- TEXT PASSAGE
23 Sep The Strategic Way To Hire a Sales Team
The equivalent of an entire sales force is replaced at many firms every four years, so it’s critical that go-to-market initiatives remain tied to strategic goals. Frank Cespedes explains how in his book, Aligning Strategy and Sales.
By Carmen Nobel – http://hbswk.hbs.edu
Too often, there’s a huge gap between a company’s overall business strategy and the way its salesforce operates in the field. In fact, says Frank V. Cespedes, articles and books about strategy rarely take sales into consideration at all.
“Everybody talks about the importance of talent management,” says Cespedes, a senior lecturer in the Entrepreneurial Management unit at Harvard Business School. “But far fewer confront a basic fact: Companies typically spend much more money and hire many more people, annually, in their sales function than they do anywhere else in the firm. At Google and Groupon, for instance, a higher percentage of employees work in sales than engineering or data mining. And at Facebook the salesforce’s ability to translate ‘likes’ into advertisers will make or break that company’s valuation and fortunes going forward.”
Be clear about what you mean by relevant “experience,” which is the most frequently used criterion by sales managers.
In his new book, Aligning Strategy and Sales, Cespedes discusses why the gap is so common—and outlines effective steps to bridge it. This excerpt is drawn from the chapter “People,” in which Cespedes explains a strategic process for hiring and managing an effective salesforce:
Build Your Team: Recruitment and Selection
From: Aligning Strategy and Sales
Putting the right team on the field is crucial. As the saying goes, “You hire your problems.” Recruitment and selection are now more important for various reasons. Due to the data and analytical tasks facing many sales forces, productivity ramp-up times have increased. Each hire then represents a bigger sunk cost for a longer time. As baby boomers retire, they must be replaced. In addition, there were layoffs in sales (and other functions) throughout the recession starting in 2008. As firms seek to grow, putting more “feet on the street” (or in inside sales positions) increases hiring. And the math, as Jim Dickie and Barry Trailer document, is daunting. In surveys, their data has been consistent for years: involuntary turnover in sales organizations has remained at 13 percent, since peaking at 14.6 percent in 2009, and total turnover (involuntary and voluntary—i.e., retirements, moves, etc.) in both good and bad times runs between 25 and 30 percent.9 This means that the equivalent of the entire sales force must be replaced at many firms every four years or so. And the time frame shrinks if and when companies increase revenue targets.

- Dataset items

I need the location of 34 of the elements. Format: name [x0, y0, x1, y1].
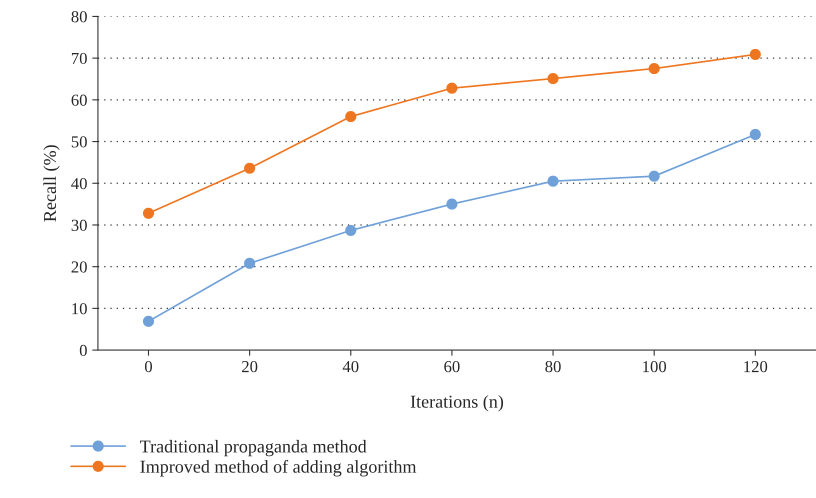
point	[142, 208, 154, 219]
y-tick-label: 30	[72, 220, 87, 231]
y-axis-title: Recall (%)	[43, 145, 60, 222]
y-tick-label: 80	[71, 11, 87, 22]
point	[446, 82, 458, 94]
point	[648, 170, 660, 182]
x-tick-label: 80	[545, 360, 561, 372]
point	[446, 198, 458, 210]
point	[750, 128, 761, 140]
y-tick-label: 70	[72, 52, 87, 64]
point	[547, 73, 559, 84]
x-tick-label: 120	[744, 360, 768, 372]
y-tick-label: 20	[72, 261, 87, 273]
point	[750, 48, 761, 60]
point	[648, 63, 660, 74]
legend-label: Improved method of adding algorithm	[140, 460, 416, 477]
y-tick-label: 50	[72, 136, 87, 148]
x-axis-title: Iterations (n)	[410, 395, 504, 412]
point	[244, 258, 256, 269]
y-tick-label: 60	[72, 94, 87, 106]
y-tick-label: 10	[72, 303, 87, 314]
x-tick-label: 20	[242, 360, 258, 372]
point	[244, 162, 256, 174]
y-tick-label: 40	[71, 178, 87, 190]
point	[142, 316, 154, 327]
x-tick-label: 100	[643, 360, 666, 372]
x-tick-label: 0	[144, 360, 152, 372]
x-tick-label: 60	[444, 360, 460, 372]
x-tick-label: 40	[342, 360, 358, 372]
point	[345, 224, 356, 236]
legend-label: Traditional propaganda method	[140, 440, 366, 456]
y-tick-label: 0	[80, 344, 87, 356]
point	[547, 176, 559, 187]
point	[345, 110, 356, 122]
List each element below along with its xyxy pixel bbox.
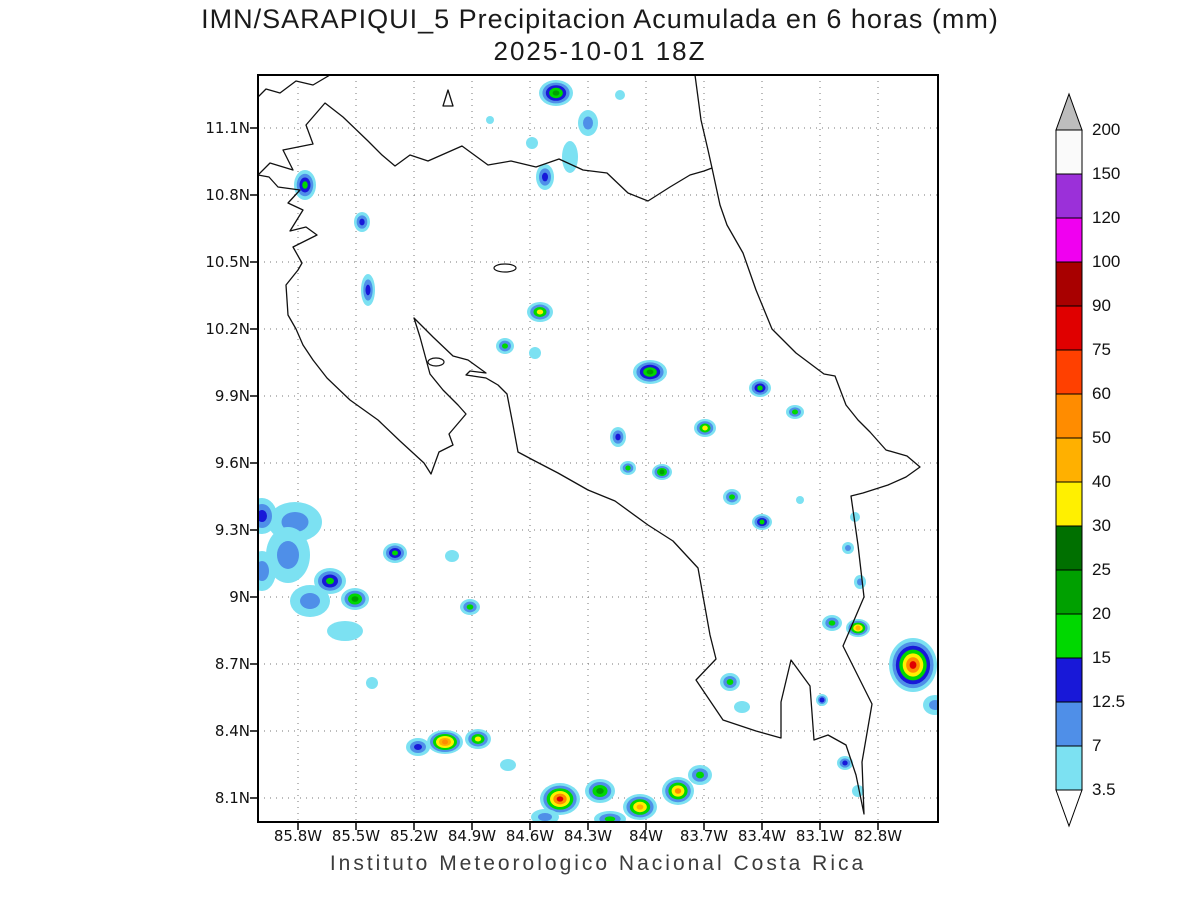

- WORK REQUIRED
Sum up the article on strategic sales hiring in exactly two sentences.

- COMPLETE RESPONSE
Frank Cespedes, author of Aligning Strategy and Sales, says there is often a huge gap between a company's business strategy and how its salesforce operates, even though companies typically spend more money and hire more people in sales than anywhere else in the firm. In the book excerpt, he argues that recruitment and selection now matter more than before, because longer productivity ramp-up times make each hire a bigger sunk cost and total sales turnover of 25 to 30 percent means many firms replace the equivalent of their whole sales force about every four years.